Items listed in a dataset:
====

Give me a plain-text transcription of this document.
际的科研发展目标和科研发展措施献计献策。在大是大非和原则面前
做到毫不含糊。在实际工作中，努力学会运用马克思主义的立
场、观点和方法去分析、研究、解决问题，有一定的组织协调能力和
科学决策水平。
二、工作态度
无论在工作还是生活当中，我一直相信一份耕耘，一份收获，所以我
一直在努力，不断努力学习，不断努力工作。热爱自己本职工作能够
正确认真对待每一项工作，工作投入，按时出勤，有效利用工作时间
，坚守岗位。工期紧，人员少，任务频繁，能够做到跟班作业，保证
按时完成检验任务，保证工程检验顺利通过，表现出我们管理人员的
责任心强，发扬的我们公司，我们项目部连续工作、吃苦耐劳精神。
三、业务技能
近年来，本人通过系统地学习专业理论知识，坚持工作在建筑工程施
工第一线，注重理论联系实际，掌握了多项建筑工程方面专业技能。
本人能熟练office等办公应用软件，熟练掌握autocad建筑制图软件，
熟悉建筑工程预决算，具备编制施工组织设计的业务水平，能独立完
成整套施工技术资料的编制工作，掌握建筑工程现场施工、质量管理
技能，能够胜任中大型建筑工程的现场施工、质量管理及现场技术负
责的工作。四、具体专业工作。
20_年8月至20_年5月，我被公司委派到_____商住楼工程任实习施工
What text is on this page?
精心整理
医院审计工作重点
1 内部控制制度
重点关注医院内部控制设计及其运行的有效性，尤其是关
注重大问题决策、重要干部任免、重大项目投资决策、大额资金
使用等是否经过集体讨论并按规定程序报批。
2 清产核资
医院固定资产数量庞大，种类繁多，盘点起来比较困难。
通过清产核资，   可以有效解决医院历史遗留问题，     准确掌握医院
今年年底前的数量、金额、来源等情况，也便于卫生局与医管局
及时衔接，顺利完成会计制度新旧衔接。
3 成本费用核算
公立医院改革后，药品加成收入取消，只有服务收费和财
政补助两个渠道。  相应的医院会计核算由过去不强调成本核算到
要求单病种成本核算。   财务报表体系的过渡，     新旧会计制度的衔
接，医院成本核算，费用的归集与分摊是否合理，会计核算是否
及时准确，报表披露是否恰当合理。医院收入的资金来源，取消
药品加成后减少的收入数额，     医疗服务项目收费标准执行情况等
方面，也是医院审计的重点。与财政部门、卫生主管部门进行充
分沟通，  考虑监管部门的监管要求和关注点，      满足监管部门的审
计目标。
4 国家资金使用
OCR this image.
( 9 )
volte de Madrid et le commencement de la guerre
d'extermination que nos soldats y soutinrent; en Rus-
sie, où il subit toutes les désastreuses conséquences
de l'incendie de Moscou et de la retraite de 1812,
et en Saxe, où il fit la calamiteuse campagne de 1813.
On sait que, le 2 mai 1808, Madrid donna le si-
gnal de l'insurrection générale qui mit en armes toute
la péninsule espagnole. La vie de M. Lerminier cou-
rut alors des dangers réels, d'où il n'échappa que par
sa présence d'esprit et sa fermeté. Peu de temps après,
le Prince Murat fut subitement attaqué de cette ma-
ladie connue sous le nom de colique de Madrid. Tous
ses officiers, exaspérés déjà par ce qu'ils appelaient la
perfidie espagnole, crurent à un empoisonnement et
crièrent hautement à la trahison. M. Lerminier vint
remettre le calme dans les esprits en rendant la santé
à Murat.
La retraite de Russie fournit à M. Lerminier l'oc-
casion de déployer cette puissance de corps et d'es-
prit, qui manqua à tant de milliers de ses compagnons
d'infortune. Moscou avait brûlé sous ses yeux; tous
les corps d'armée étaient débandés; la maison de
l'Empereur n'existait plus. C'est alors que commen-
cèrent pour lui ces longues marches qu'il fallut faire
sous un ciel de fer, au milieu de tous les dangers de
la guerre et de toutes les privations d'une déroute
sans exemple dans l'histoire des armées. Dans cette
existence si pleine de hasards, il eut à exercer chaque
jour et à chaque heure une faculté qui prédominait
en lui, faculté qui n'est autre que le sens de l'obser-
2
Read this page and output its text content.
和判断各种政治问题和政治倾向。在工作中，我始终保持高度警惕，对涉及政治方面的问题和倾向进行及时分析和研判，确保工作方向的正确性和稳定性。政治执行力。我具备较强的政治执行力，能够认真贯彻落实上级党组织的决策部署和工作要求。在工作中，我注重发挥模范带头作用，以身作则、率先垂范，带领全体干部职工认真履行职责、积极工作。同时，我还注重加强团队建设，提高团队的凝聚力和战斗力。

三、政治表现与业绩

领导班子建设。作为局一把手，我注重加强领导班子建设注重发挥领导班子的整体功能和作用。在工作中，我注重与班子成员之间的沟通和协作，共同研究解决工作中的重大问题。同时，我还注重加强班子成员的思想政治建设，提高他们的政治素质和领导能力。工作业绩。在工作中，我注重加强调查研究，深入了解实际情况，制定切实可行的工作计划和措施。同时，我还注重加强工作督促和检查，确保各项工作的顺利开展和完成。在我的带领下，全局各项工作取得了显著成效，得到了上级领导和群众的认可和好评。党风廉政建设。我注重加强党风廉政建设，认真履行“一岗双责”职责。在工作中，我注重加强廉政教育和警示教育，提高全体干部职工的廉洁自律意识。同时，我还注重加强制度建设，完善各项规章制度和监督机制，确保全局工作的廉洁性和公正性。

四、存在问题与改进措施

====

## What you should do
Review the material and copy each line in which the word "dans" appears.

## Written answer
remettre le calme dans les esprits en rendant la santé
sans exemple dans l'histoire des armées. Dans cette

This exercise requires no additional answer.